# EXERCISE
Copy out the entries character for character, from their first line up to and including the line that contains "271, 1331, 285]".

# DATA FOR THIS TASK
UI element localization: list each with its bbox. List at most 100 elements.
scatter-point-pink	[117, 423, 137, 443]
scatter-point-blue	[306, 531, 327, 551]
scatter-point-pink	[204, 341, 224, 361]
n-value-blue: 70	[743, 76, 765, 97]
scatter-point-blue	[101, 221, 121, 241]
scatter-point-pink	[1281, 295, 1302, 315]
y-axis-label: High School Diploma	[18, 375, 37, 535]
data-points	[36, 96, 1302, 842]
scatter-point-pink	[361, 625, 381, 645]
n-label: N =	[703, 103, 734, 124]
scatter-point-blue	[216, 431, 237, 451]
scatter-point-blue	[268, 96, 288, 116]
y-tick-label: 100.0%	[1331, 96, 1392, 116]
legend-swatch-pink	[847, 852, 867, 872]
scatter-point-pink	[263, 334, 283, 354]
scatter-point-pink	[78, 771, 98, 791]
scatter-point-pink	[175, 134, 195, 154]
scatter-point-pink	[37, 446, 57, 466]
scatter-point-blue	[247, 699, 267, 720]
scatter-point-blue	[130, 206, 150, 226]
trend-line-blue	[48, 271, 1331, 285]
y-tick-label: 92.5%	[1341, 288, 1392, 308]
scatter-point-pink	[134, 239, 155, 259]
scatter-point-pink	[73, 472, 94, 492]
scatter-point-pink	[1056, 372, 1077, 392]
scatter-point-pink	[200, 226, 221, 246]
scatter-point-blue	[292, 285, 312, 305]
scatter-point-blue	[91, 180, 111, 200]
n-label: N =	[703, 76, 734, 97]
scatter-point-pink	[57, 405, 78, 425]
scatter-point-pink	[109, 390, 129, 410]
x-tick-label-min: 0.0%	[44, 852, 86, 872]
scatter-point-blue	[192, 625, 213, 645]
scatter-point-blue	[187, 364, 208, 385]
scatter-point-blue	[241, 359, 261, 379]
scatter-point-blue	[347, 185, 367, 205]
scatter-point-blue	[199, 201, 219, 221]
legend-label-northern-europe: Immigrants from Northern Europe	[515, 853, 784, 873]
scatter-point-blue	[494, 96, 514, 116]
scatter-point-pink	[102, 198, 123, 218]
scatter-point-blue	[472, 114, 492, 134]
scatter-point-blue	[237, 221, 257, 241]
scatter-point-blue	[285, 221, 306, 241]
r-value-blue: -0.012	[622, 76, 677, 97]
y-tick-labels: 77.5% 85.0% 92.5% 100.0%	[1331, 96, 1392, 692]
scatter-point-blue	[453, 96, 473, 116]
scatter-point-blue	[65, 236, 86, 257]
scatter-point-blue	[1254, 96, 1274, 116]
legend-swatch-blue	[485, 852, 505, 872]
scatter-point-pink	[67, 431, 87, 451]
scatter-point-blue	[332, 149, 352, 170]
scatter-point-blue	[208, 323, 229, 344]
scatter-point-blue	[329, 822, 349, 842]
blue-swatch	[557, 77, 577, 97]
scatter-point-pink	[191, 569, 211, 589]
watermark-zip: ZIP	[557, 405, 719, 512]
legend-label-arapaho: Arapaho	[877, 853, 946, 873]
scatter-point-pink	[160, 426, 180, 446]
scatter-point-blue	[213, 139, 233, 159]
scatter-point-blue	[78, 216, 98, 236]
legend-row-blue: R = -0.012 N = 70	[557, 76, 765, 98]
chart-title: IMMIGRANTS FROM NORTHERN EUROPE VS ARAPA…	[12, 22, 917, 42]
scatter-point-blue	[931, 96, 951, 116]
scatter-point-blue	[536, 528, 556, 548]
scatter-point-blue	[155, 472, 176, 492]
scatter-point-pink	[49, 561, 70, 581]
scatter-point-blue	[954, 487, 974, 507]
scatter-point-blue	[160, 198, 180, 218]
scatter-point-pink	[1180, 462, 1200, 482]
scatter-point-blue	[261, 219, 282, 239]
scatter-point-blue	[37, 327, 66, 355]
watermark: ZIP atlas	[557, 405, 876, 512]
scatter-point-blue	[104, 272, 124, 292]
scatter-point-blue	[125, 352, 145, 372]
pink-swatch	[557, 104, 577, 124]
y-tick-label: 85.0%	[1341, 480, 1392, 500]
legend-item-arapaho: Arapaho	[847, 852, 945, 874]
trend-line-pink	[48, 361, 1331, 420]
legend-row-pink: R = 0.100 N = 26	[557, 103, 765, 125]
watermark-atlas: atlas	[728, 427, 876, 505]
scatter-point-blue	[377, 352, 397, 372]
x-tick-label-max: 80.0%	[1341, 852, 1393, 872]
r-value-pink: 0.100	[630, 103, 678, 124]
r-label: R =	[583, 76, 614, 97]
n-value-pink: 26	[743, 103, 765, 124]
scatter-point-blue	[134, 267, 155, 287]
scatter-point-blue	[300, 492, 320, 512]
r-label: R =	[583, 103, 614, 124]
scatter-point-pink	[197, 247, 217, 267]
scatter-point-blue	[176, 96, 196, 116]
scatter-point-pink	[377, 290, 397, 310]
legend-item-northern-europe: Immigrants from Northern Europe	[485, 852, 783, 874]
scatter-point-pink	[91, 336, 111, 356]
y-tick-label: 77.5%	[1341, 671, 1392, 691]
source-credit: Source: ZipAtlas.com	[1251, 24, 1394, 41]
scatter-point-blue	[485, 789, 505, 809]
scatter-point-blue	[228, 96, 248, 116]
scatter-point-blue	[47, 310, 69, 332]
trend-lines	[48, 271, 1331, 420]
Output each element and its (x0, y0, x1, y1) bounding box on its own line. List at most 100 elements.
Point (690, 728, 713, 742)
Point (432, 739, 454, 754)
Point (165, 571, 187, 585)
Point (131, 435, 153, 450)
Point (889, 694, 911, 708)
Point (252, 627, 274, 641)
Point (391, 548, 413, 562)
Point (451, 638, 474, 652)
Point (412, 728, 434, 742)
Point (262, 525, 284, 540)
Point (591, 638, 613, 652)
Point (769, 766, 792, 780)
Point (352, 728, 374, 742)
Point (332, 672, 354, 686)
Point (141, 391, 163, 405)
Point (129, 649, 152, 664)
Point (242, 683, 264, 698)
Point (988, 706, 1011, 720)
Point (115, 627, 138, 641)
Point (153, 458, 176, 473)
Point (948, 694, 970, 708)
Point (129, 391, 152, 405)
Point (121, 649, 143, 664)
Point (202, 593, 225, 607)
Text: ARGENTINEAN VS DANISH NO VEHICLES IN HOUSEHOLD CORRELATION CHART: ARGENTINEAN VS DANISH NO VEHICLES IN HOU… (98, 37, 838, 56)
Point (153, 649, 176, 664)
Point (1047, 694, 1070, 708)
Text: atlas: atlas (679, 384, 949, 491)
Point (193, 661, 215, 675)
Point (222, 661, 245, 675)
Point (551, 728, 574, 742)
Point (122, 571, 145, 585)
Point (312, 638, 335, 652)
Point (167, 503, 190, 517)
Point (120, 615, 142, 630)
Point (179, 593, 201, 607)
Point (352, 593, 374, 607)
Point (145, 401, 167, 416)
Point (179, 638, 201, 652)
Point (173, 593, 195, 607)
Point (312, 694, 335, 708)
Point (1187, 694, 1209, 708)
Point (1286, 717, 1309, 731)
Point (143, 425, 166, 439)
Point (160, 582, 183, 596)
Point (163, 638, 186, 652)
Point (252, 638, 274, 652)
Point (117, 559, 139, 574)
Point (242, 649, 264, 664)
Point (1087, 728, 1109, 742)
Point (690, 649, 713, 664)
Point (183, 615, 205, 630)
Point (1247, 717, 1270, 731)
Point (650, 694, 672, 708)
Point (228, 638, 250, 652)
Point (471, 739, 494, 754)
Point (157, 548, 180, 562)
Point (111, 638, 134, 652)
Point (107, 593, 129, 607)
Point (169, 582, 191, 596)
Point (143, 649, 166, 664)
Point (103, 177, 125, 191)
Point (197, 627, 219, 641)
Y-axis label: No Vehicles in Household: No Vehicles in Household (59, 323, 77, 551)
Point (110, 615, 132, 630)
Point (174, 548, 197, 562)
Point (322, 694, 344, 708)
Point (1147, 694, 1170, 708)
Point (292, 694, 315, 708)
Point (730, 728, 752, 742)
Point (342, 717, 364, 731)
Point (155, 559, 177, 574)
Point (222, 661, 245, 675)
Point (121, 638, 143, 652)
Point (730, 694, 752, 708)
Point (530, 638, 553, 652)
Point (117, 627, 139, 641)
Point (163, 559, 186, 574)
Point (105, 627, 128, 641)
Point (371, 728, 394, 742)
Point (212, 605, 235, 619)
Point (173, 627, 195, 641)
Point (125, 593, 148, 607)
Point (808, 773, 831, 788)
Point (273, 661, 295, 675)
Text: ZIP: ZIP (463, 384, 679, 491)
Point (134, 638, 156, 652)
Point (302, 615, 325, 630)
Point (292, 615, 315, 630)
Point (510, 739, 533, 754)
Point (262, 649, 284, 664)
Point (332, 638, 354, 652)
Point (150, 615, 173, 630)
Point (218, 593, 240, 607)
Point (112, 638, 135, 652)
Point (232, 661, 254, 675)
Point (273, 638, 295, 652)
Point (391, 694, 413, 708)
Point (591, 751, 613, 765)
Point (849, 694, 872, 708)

# FINAL RESULT
UI element localization: list each with its bbox. List at most 100 elements.
scatter-point-pink	[117, 423, 137, 443]
scatter-point-blue	[306, 531, 327, 551]
scatter-point-pink	[204, 341, 224, 361]
n-value-blue: 70	[743, 76, 765, 97]
scatter-point-blue	[101, 221, 121, 241]
scatter-point-pink	[1281, 295, 1302, 315]
y-axis-label: High School Diploma	[18, 375, 37, 535]
data-points	[36, 96, 1302, 842]
scatter-point-pink	[361, 625, 381, 645]
n-label: N =	[703, 103, 734, 124]
scatter-point-blue	[216, 431, 237, 451]
scatter-point-blue	[268, 96, 288, 116]
y-tick-label: 100.0%	[1331, 96, 1392, 116]
legend-swatch-pink	[847, 852, 867, 872]
scatter-point-pink	[263, 334, 283, 354]
scatter-point-pink	[78, 771, 98, 791]
scatter-point-pink	[175, 134, 195, 154]
scatter-point-pink	[37, 446, 57, 466]
scatter-point-blue	[247, 699, 267, 720]
scatter-point-blue	[130, 206, 150, 226]
trend-line-blue	[48, 271, 1331, 285]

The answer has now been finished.